Exercise objective ▸ Type out all the records word for word. Any pictures are to be left out.

★ ★ ★

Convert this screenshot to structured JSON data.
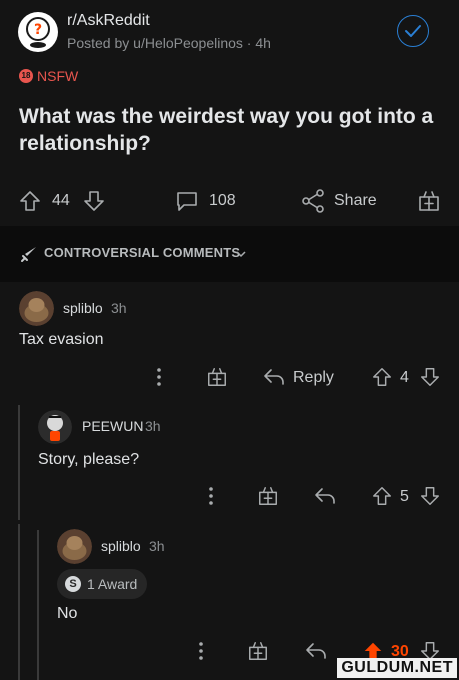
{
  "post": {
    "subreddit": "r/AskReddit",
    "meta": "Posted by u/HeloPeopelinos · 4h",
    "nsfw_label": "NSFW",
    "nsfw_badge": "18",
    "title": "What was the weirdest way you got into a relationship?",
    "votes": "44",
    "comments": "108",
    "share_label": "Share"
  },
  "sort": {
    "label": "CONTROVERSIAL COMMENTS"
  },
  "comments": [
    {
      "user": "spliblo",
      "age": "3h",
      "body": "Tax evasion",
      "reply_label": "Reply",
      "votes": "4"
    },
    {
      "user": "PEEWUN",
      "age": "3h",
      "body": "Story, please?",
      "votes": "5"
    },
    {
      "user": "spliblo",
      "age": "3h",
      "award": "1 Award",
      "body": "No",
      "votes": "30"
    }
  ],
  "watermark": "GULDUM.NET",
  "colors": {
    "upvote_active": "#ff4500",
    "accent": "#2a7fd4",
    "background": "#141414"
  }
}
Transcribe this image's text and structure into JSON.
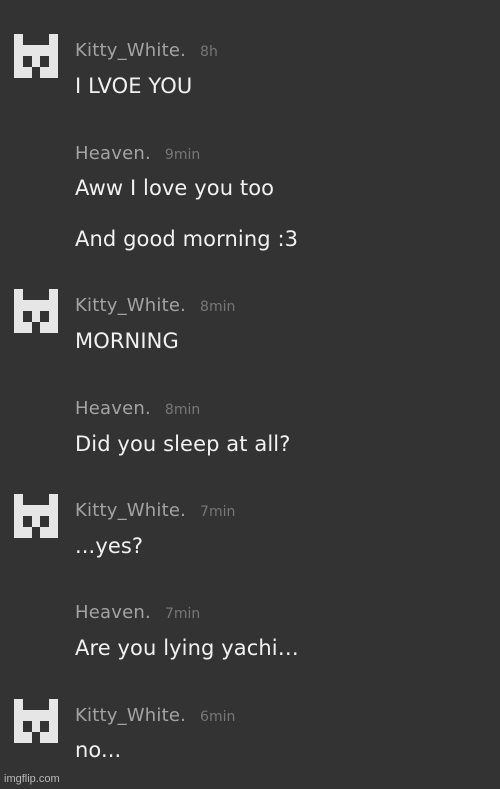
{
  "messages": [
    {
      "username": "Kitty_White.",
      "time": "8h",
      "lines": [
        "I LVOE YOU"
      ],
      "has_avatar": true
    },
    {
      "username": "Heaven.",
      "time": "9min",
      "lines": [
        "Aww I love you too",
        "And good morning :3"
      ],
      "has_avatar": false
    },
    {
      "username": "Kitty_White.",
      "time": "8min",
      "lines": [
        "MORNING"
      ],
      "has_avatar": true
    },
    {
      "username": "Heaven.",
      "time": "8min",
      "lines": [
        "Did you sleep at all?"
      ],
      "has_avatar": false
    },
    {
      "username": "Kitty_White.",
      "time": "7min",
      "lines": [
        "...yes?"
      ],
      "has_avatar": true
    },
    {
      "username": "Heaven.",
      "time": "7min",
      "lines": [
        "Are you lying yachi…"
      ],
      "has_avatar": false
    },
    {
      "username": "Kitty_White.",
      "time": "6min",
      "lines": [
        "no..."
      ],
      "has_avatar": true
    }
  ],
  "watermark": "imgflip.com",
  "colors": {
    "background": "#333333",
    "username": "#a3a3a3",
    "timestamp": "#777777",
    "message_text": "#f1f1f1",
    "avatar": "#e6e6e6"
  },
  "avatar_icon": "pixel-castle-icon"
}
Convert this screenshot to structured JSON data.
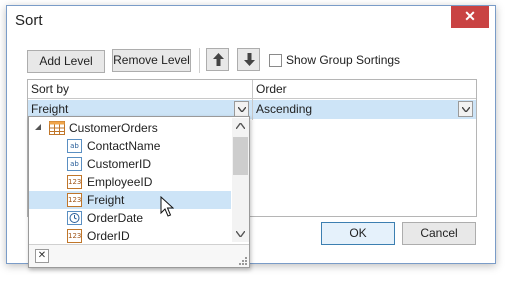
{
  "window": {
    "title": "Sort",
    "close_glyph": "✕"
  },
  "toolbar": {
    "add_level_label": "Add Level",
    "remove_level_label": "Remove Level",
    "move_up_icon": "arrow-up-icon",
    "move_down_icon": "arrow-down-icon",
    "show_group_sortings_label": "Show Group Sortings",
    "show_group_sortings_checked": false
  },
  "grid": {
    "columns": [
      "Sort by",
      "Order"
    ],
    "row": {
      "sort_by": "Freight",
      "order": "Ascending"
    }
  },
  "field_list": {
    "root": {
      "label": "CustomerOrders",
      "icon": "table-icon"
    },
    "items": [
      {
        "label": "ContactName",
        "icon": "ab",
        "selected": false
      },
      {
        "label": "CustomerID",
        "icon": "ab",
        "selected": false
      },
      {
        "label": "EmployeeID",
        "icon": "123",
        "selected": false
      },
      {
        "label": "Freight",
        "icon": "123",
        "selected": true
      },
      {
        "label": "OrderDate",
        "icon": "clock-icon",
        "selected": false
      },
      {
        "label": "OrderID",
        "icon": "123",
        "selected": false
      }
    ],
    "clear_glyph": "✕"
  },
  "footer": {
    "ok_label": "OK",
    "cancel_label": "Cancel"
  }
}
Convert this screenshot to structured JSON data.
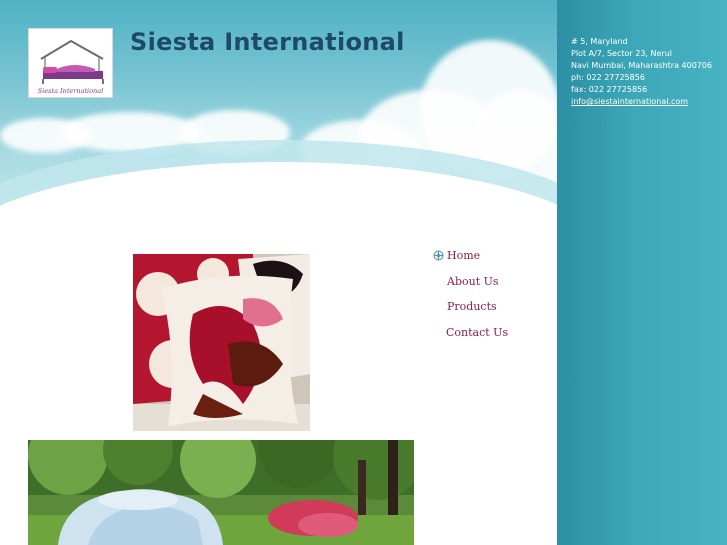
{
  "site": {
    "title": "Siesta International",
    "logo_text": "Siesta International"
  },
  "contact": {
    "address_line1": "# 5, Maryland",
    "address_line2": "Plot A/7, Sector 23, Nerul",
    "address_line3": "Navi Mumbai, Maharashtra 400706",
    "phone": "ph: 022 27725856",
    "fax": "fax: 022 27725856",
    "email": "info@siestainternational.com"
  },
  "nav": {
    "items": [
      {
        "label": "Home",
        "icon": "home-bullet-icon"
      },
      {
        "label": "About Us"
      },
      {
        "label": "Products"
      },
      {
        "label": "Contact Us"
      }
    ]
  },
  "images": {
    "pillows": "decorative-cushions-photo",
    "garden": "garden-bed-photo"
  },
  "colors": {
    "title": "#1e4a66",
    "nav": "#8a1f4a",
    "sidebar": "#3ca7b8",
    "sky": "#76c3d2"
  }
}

★ ★ ★

Exercise response ▸
Convert this screenshot to structured JSON data.
{
  "post": {
    "subreddit": "r/AskReddit",
    "meta": "Posted by u/HeloPeopelinos · 4h",
    "nsfw_label": "NSFW",
    "nsfw_badge": "18",
    "title": "What was the weirdest way you got into a relationship?",
    "votes": "44",
    "comments": "108",
    "share_label": "Share"
  },
  "sort": {
    "label": "CONTROVERSIAL COMMENTS"
  },
  "comments": [
    {
      "user": "spliblo",
      "age": "3h",
      "body": "Tax evasion",
      "reply_label": "Reply",
      "votes": "4"
    },
    {
      "user": "PEEWUN",
      "age": "3h",
      "body": "Story, please?",
      "votes": "5"
    },
    {
      "user": "spliblo",
      "age": "3h",
      "award": "1 Award",
      "body": "No",
      "votes": "30"
    }
  ],
  "watermark": "GULDUM.NET",
  "colors": {
    "upvote_active": "#ff4500",
    "accent": "#2a7fd4",
    "background": "#141414"
  }
}
Transcribe this image's text and structure into JSON.
{
  "messages": [
    {
      "username": "Kitty_White.",
      "time": "8h",
      "lines": [
        "I LVOE YOU"
      ],
      "has_avatar": true
    },
    {
      "username": "Heaven.",
      "time": "9min",
      "lines": [
        "Aww I love you too",
        "And good morning :3"
      ],
      "has_avatar": false
    },
    {
      "username": "Kitty_White.",
      "time": "8min",
      "lines": [
        "MORNING"
      ],
      "has_avatar": true
    },
    {
      "username": "Heaven.",
      "time": "8min",
      "lines": [
        "Did you sleep at all?"
      ],
      "has_avatar": false
    },
    {
      "username": "Kitty_White.",
      "time": "7min",
      "lines": [
        "...yes?"
      ],
      "has_avatar": true
    },
    {
      "username": "Heaven.",
      "time": "7min",
      "lines": [
        "Are you lying yachi…"
      ],
      "has_avatar": false
    },
    {
      "username": "Kitty_White.",
      "time": "6min",
      "lines": [
        "no..."
      ],
      "has_avatar": true
    }
  ],
  "watermark": "imgflip.com",
  "colors": {
    "background": "#333333",
    "username": "#a3a3a3",
    "timestamp": "#777777",
    "message_text": "#f1f1f1",
    "avatar": "#e6e6e6"
  },
  "avatar_icon": "pixel-castle-icon"
}
Convert this screenshot to structured JSON data.
{
  "window": {
    "title": "Sort",
    "close_glyph": "✕"
  },
  "toolbar": {
    "add_level_label": "Add Level",
    "remove_level_label": "Remove Level",
    "move_up_icon": "arrow-up-icon",
    "move_down_icon": "arrow-down-icon",
    "show_group_sortings_label": "Show Group Sortings",
    "show_group_sortings_checked": false
  },
  "grid": {
    "columns": [
      "Sort by",
      "Order"
    ],
    "row": {
      "sort_by": "Freight",
      "order": "Ascending"
    }
  },
  "field_list": {
    "root": {
      "label": "CustomerOrders",
      "icon": "table-icon"
    },
    "items": [
      {
        "label": "ContactName",
        "icon": "ab",
        "selected": false
      },
      {
        "label": "CustomerID",
        "icon": "ab",
        "selected": false
      },
      {
        "label": "EmployeeID",
        "icon": "123",
        "selected": false
      },
      {
        "label": "Freight",
        "icon": "123",
        "selected": true
      },
      {
        "label": "OrderDate",
        "icon": "clock-icon",
        "selected": false
      },
      {
        "label": "OrderID",
        "icon": "123",
        "selected": false
      }
    ],
    "clear_glyph": "✕"
  },
  "footer": {
    "ok_label": "OK",
    "cancel_label": "Cancel"
  }
}
Convert this screenshot to structured JSON data.
{
  "site": {
    "title": "Siesta International",
    "logo_text": "Siesta International"
  },
  "contact": {
    "address_line1": "# 5, Maryland",
    "address_line2": "Plot A/7, Sector 23, Nerul",
    "address_line3": "Navi Mumbai, Maharashtra 400706",
    "phone": "ph: 022 27725856",
    "fax": "fax: 022 27725856",
    "email": "info@siestainternational.com"
  },
  "nav": {
    "items": [
      {
        "label": "Home",
        "icon": "home-bullet-icon"
      },
      {
        "label": "About Us"
      },
      {
        "label": "Products"
      },
      {
        "label": "Contact Us"
      }
    ]
  },
  "images": {
    "pillows": "decorative-cushions-photo",
    "garden": "garden-bed-photo"
  },
  "colors": {
    "title": "#1e4a66",
    "nav": "#8a1f4a",
    "sidebar": "#3ca7b8",
    "sky": "#76c3d2"
  }
}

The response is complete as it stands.